>> start EXERCISE MATERIAL

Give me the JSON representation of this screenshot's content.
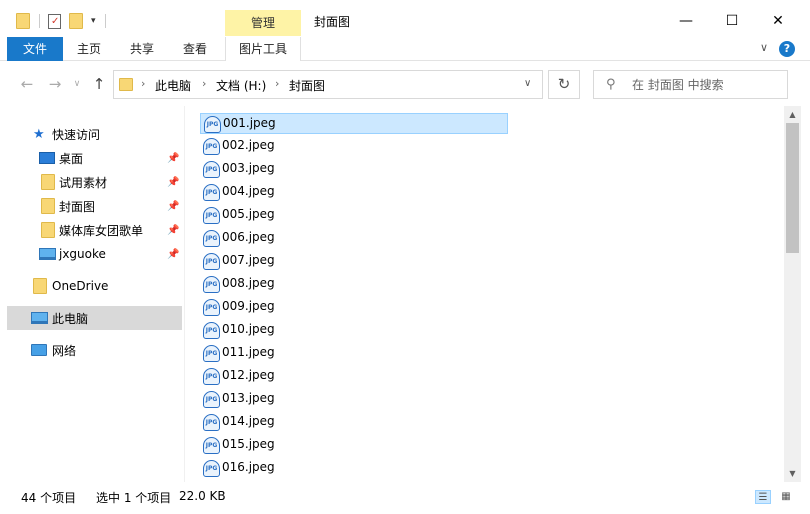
{
  "window": {
    "title": "封面图",
    "context_tab": "管理",
    "minimize": "—",
    "maximize": "☐",
    "close": "✕"
  },
  "ribbon": {
    "tabs": [
      "文件",
      "主页",
      "共享",
      "查看",
      "图片工具"
    ],
    "expand": "∨",
    "help": "?"
  },
  "nav": {
    "back": "←",
    "forward": "→",
    "recent": "∨",
    "up": "↑",
    "address": [
      "此电脑",
      "文档 (H:)",
      "封面图"
    ],
    "sep": "›",
    "dropdown": "∨",
    "refresh": "↻"
  },
  "search": {
    "placeholder": "在 封面图 中搜索"
  },
  "sidebar": {
    "items": [
      {
        "label": "快速访问",
        "icon": "star-icon"
      },
      {
        "label": "桌面",
        "icon": "desktop-icon",
        "pinned": true
      },
      {
        "label": "试用素材",
        "icon": "folder-icon",
        "pinned": true
      },
      {
        "label": "封面图",
        "icon": "folder-icon",
        "pinned": true
      },
      {
        "label": "媒体库女团歌单",
        "icon": "folder-icon",
        "pinned": true
      },
      {
        "label": "jxguoke",
        "icon": "computer-icon",
        "pinned": true
      },
      {
        "label": "OneDrive",
        "icon": "folder-icon"
      },
      {
        "label": "此电脑",
        "icon": "pc-icon",
        "selected": true
      },
      {
        "label": "网络",
        "icon": "network-icon"
      }
    ],
    "pin_glyph": "📌"
  },
  "files": {
    "icon_text": "JPG",
    "items": [
      "001.jpeg",
      "002.jpeg",
      "003.jpeg",
      "004.jpeg",
      "005.jpeg",
      "006.jpeg",
      "007.jpeg",
      "008.jpeg",
      "009.jpeg",
      "010.jpeg",
      "011.jpeg",
      "012.jpeg",
      "013.jpeg",
      "014.jpeg",
      "015.jpeg",
      "016.jpeg"
    ],
    "selected_index": 0
  },
  "scrollbar": {
    "up": "▲",
    "down": "▼"
  },
  "status": {
    "count": "44 个项目",
    "selection": "选中 1 个项目",
    "size": "22.0 KB",
    "details_view": "☰",
    "icons_view": "▦"
  },
  "colors": {
    "accent": "#1979ca",
    "context_tab": "#fef3a6",
    "selection": "#cce8ff",
    "selection_border": "#99d1ff"
  }
}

>> end EXERCISE MATERIAL

REQUIREMENT — Write out the records above exactly as they appear, leaving out any pictures.

THE REPLY —
Give me the JSON representation of this screenshot's content.
{
  "window": {
    "title": "封面图",
    "context_tab": "管理",
    "minimize": "—",
    "maximize": "☐",
    "close": "✕"
  },
  "ribbon": {
    "tabs": [
      "文件",
      "主页",
      "共享",
      "查看",
      "图片工具"
    ],
    "expand": "∨",
    "help": "?"
  },
  "nav": {
    "back": "←",
    "forward": "→",
    "recent": "∨",
    "up": "↑",
    "address": [
      "此电脑",
      "文档 (H:)",
      "封面图"
    ],
    "sep": "›",
    "dropdown": "∨",
    "refresh": "↻"
  },
  "search": {
    "placeholder": "在 封面图 中搜索"
  },
  "sidebar": {
    "items": [
      {
        "label": "快速访问",
        "icon": "star-icon"
      },
      {
        "label": "桌面",
        "icon": "desktop-icon",
        "pinned": true
      },
      {
        "label": "试用素材",
        "icon": "folder-icon",
        "pinned": true
      },
      {
        "label": "封面图",
        "icon": "folder-icon",
        "pinned": true
      },
      {
        "label": "媒体库女团歌单",
        "icon": "folder-icon",
        "pinned": true
      },
      {
        "label": "jxguoke",
        "icon": "computer-icon",
        "pinned": true
      },
      {
        "label": "OneDrive",
        "icon": "folder-icon"
      },
      {
        "label": "此电脑",
        "icon": "pc-icon",
        "selected": true
      },
      {
        "label": "网络",
        "icon": "network-icon"
      }
    ],
    "pin_glyph": "📌"
  },
  "files": {
    "icon_text": "JPG",
    "items": [
      "001.jpeg",
      "002.jpeg",
      "003.jpeg",
      "004.jpeg",
      "005.jpeg",
      "006.jpeg",
      "007.jpeg",
      "008.jpeg",
      "009.jpeg",
      "010.jpeg",
      "011.jpeg",
      "012.jpeg",
      "013.jpeg",
      "014.jpeg",
      "015.jpeg",
      "016.jpeg"
    ],
    "selected_index": 0
  },
  "scrollbar": {
    "up": "▲",
    "down": "▼"
  },
  "status": {
    "count": "44 个项目",
    "selection": "选中 1 个项目",
    "size": "22.0 KB",
    "details_view": "☰",
    "icons_view": "▦"
  },
  "colors": {
    "accent": "#1979ca",
    "context_tab": "#fef3a6",
    "selection": "#cce8ff",
    "selection_border": "#99d1ff"
  }
}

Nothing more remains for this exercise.